§ STATED TASK
Extract each line of the material that follows exactly and omit its pictures.

## START RECORDS

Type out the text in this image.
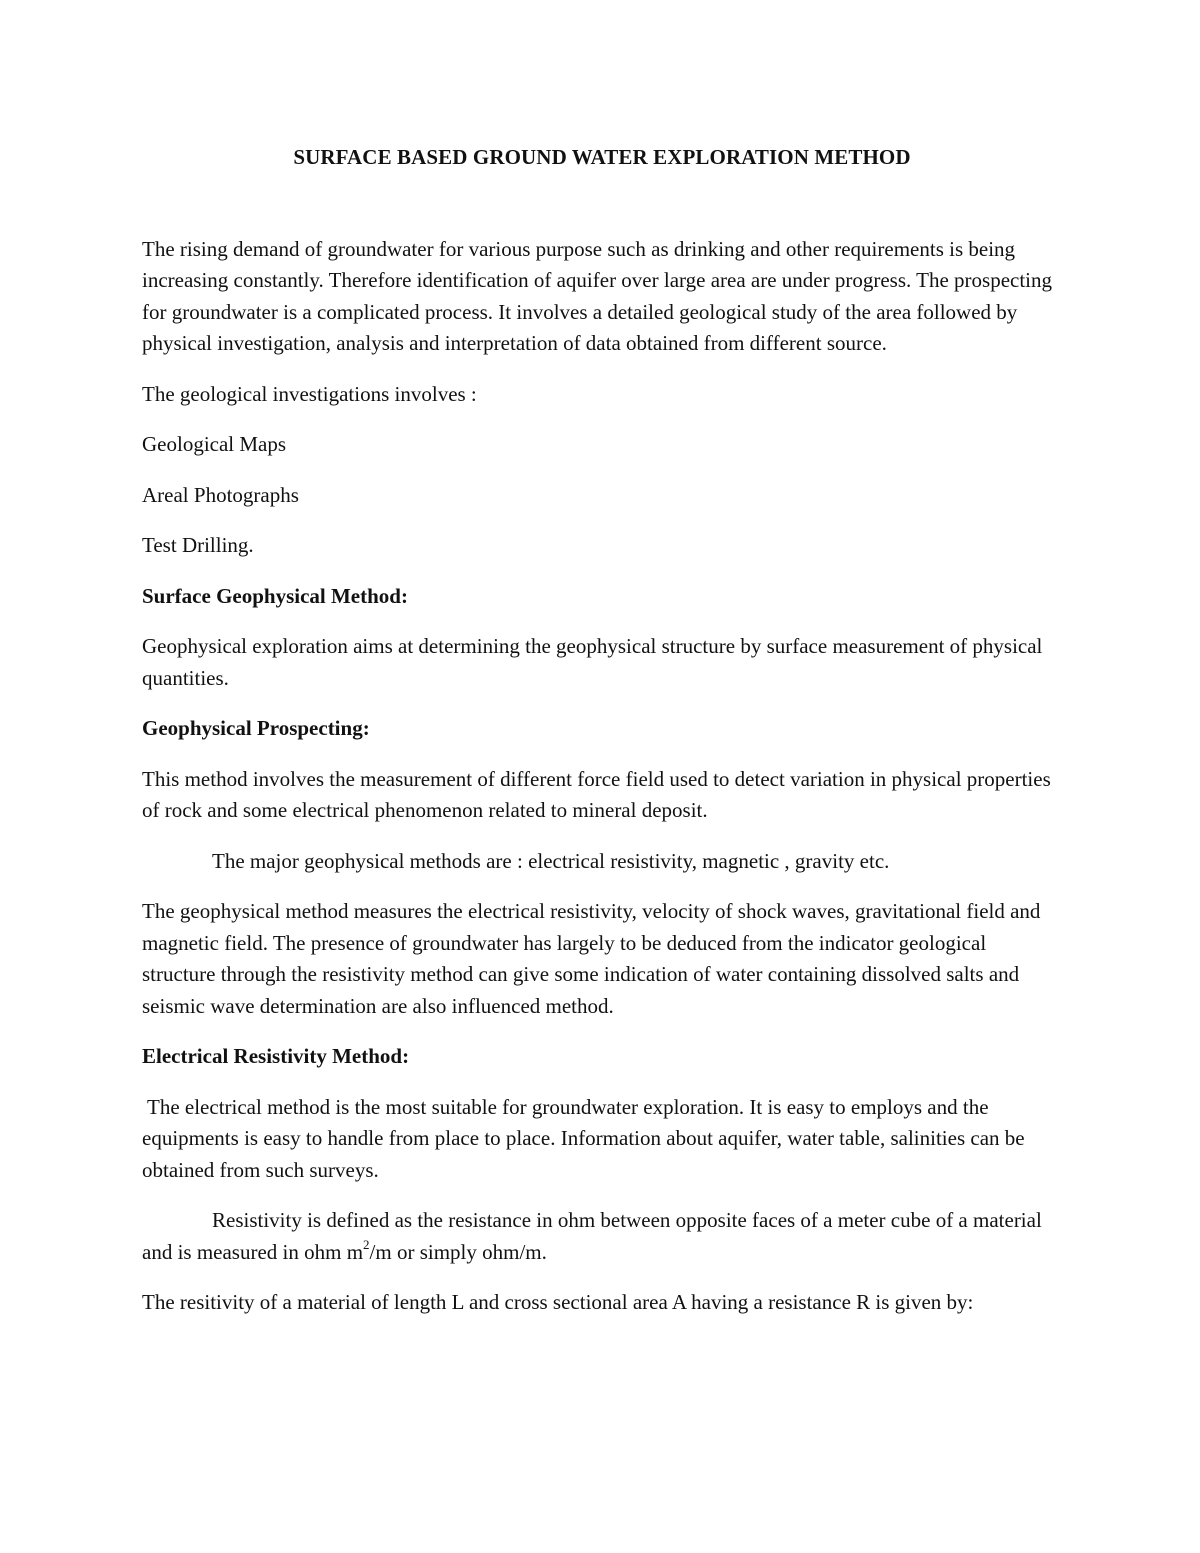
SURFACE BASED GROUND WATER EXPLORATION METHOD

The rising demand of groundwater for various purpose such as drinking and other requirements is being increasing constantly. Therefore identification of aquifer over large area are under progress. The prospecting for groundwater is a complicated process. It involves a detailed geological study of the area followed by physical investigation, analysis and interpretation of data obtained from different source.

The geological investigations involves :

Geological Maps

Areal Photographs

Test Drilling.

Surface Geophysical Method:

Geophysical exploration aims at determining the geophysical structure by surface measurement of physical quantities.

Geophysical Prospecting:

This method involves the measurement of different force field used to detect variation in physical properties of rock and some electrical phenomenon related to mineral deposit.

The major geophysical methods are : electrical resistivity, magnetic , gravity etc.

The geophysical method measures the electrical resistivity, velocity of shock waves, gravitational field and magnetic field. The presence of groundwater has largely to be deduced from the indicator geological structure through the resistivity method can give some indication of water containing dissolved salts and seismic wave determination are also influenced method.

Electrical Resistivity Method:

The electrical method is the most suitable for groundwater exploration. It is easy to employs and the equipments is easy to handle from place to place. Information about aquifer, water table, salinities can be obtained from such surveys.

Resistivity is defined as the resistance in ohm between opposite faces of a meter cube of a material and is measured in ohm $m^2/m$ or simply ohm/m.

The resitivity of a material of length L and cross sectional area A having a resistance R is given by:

## END RECORDS

§ RESPONSE TO THIS TASK
Type out the text in this image.
SURFACE BASED GROUND WATER EXPLORATION METHOD

The rising demand of groundwater for various purpose such as drinking and other requirements is being increasing constantly. Therefore identification of aquifer over large area are under progress. The prospecting for groundwater is a complicated process. It involves a detailed geological study of the area followed by physical investigation, analysis and interpretation of data obtained from different source.

The geological investigations involves :

Geological Maps

Areal Photographs

Test Drilling.

Surface Geophysical Method:

Geophysical exploration aims at determining the geophysical structure by surface measurement of physical quantities.

Geophysical Prospecting:

This method involves the measurement of different force field used to detect variation in physical properties of rock and some electrical phenomenon related to mineral deposit.

The major geophysical methods are : electrical resistivity, magnetic , gravity etc.

The geophysical method measures the electrical resistivity, velocity of shock waves, gravitational field and magnetic field. The presence of groundwater has largely to be deduced from the indicator geological structure through the resistivity method can give some indication of water containing dissolved salts and seismic wave determination are also influenced method.

Electrical Resistivity Method:

The electrical method is the most suitable for groundwater exploration. It is easy to employs and the equipments is easy to handle from place to place. Information about aquifer, water table, salinities can be obtained from such surveys.

Resistivity is defined as the resistance in ohm between opposite faces of a meter cube of a material and is measured in ohm $m^2/m$ or simply ohm/m.

The resitivity of a material of length L and cross sectional area A having a resistance R is given by:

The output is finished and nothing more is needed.